From the entries below, gather every line containing the string "color".
——
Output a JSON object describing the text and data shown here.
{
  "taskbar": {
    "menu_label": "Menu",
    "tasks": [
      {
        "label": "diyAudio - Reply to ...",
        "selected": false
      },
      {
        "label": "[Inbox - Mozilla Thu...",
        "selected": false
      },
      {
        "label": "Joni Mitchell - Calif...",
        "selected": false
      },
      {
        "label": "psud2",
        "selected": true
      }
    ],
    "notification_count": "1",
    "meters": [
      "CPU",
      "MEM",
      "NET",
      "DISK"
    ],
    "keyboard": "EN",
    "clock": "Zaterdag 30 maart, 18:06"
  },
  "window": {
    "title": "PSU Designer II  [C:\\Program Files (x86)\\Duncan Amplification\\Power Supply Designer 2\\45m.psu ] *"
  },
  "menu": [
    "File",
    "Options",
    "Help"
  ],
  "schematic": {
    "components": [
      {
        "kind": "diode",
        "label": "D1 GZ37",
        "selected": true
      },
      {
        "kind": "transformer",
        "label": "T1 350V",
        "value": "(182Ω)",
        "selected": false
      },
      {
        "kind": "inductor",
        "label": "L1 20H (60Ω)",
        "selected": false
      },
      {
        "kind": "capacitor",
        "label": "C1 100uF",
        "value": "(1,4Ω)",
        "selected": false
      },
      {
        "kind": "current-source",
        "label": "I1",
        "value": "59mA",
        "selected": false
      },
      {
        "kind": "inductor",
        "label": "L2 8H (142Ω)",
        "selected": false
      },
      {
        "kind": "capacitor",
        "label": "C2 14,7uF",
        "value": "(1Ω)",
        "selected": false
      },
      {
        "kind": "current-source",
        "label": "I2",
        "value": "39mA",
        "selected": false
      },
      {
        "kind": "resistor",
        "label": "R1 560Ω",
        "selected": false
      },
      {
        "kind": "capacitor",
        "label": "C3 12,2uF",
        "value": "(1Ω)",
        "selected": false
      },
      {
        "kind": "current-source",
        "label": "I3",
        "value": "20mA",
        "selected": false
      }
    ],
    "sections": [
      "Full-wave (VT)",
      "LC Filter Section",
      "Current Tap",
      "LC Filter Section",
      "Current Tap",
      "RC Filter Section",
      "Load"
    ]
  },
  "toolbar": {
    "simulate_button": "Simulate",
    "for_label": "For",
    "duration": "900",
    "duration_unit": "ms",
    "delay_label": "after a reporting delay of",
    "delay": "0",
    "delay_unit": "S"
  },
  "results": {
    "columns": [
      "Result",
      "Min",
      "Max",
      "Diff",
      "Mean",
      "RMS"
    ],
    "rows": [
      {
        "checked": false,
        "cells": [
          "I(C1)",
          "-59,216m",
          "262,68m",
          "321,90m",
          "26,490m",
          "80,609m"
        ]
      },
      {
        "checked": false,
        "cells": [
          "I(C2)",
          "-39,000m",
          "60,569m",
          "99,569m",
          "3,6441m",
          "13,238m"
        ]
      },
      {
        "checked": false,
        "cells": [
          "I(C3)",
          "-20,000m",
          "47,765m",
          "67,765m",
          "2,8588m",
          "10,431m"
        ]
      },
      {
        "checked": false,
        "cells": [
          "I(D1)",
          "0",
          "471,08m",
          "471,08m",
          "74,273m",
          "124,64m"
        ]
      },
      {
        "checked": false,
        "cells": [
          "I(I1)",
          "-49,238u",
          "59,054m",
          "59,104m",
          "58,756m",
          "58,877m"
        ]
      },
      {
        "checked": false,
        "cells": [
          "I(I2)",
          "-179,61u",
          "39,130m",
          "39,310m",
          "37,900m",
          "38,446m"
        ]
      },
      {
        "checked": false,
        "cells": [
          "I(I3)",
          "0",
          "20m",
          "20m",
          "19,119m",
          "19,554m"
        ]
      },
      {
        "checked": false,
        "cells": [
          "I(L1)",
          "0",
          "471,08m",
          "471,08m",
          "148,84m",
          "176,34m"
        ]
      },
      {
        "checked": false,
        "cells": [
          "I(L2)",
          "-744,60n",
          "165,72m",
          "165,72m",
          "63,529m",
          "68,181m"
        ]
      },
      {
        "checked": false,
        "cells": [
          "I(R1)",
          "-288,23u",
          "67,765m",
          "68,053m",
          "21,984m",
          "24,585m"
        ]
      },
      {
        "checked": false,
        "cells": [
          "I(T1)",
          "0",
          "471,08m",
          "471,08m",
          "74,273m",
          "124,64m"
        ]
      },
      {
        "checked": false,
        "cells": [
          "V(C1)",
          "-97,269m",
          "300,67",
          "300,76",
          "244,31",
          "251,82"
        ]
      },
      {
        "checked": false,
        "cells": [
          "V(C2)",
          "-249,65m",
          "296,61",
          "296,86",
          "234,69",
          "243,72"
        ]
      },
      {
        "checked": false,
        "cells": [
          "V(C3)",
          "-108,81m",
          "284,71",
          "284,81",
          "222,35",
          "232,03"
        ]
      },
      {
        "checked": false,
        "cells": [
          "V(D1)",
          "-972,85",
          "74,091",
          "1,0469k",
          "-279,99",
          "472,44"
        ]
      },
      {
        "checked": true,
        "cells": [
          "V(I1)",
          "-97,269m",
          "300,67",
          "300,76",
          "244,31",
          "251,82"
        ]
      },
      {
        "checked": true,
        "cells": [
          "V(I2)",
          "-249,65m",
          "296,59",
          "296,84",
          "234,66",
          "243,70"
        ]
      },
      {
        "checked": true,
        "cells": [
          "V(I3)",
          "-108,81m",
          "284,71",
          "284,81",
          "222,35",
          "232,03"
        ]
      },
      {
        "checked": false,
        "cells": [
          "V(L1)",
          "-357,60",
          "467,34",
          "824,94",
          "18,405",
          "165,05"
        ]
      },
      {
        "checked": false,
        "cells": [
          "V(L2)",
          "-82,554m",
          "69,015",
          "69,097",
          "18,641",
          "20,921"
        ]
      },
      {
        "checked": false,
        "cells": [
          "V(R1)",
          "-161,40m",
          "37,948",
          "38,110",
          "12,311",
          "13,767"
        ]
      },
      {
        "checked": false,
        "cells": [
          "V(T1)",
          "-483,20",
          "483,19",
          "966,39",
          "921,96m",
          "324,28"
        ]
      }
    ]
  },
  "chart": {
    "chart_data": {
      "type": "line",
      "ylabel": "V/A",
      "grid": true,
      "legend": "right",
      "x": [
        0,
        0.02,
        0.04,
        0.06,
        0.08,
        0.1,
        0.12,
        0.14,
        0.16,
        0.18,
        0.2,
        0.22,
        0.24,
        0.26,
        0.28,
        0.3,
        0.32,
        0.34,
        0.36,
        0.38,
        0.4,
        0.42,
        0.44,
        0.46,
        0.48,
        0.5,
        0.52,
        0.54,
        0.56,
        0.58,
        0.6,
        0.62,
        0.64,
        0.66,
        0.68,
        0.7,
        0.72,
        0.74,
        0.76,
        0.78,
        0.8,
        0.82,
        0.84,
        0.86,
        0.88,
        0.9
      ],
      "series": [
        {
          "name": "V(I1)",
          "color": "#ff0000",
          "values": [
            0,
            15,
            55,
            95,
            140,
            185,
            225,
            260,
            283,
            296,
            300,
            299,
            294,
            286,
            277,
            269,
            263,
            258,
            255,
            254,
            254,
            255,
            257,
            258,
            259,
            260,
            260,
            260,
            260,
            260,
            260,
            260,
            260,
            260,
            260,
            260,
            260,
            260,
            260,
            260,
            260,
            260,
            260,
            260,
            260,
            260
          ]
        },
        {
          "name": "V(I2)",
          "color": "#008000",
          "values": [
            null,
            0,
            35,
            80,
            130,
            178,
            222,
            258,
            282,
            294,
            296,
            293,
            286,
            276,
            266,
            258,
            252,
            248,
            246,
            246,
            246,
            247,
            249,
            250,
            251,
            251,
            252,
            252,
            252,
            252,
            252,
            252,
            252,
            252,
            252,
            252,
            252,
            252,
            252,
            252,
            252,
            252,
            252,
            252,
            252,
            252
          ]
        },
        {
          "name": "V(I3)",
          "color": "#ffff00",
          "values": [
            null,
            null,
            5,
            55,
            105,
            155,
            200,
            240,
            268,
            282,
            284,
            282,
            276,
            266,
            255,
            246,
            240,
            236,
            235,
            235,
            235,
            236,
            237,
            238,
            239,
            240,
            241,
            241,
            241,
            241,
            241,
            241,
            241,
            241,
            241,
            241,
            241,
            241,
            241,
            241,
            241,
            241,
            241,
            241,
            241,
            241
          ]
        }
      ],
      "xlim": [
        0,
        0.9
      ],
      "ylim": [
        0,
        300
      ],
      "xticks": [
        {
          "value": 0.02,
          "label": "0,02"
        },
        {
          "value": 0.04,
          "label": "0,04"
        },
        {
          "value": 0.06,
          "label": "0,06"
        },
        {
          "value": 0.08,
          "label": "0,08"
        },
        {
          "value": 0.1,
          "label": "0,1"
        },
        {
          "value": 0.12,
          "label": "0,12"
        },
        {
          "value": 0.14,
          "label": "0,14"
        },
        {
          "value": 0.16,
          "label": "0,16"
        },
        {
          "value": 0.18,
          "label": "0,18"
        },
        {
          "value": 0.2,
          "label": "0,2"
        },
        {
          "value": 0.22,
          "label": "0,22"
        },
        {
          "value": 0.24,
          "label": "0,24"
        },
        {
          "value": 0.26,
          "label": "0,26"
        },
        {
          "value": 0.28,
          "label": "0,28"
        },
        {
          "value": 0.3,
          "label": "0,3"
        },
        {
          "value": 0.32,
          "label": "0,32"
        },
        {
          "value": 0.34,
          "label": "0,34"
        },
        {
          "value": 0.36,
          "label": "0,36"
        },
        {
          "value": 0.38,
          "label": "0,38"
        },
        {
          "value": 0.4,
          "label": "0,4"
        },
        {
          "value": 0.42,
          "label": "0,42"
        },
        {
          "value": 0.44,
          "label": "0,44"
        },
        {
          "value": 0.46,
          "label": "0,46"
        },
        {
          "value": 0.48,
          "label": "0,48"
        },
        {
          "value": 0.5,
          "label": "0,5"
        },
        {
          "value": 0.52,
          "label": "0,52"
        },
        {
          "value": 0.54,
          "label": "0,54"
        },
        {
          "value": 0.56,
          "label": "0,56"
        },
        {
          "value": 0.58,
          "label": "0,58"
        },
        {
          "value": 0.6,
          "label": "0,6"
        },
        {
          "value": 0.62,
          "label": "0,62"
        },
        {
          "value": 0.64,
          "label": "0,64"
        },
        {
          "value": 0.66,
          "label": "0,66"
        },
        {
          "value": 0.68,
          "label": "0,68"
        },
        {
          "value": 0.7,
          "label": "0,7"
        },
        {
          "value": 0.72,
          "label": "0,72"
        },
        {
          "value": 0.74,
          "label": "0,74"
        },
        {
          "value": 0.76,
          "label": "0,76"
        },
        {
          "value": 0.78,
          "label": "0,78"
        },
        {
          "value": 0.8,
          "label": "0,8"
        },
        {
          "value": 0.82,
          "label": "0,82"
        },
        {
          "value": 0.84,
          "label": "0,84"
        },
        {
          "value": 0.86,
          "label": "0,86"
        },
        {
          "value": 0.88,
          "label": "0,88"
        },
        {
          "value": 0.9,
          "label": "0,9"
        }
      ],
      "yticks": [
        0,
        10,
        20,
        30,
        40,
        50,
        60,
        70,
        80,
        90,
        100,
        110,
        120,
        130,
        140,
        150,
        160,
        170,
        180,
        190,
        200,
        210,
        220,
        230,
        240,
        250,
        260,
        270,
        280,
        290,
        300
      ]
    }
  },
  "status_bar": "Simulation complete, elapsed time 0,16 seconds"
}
——
Result >>
          "color": "#ff0000",
          "color": "#008000",
          "color": "#ffff00",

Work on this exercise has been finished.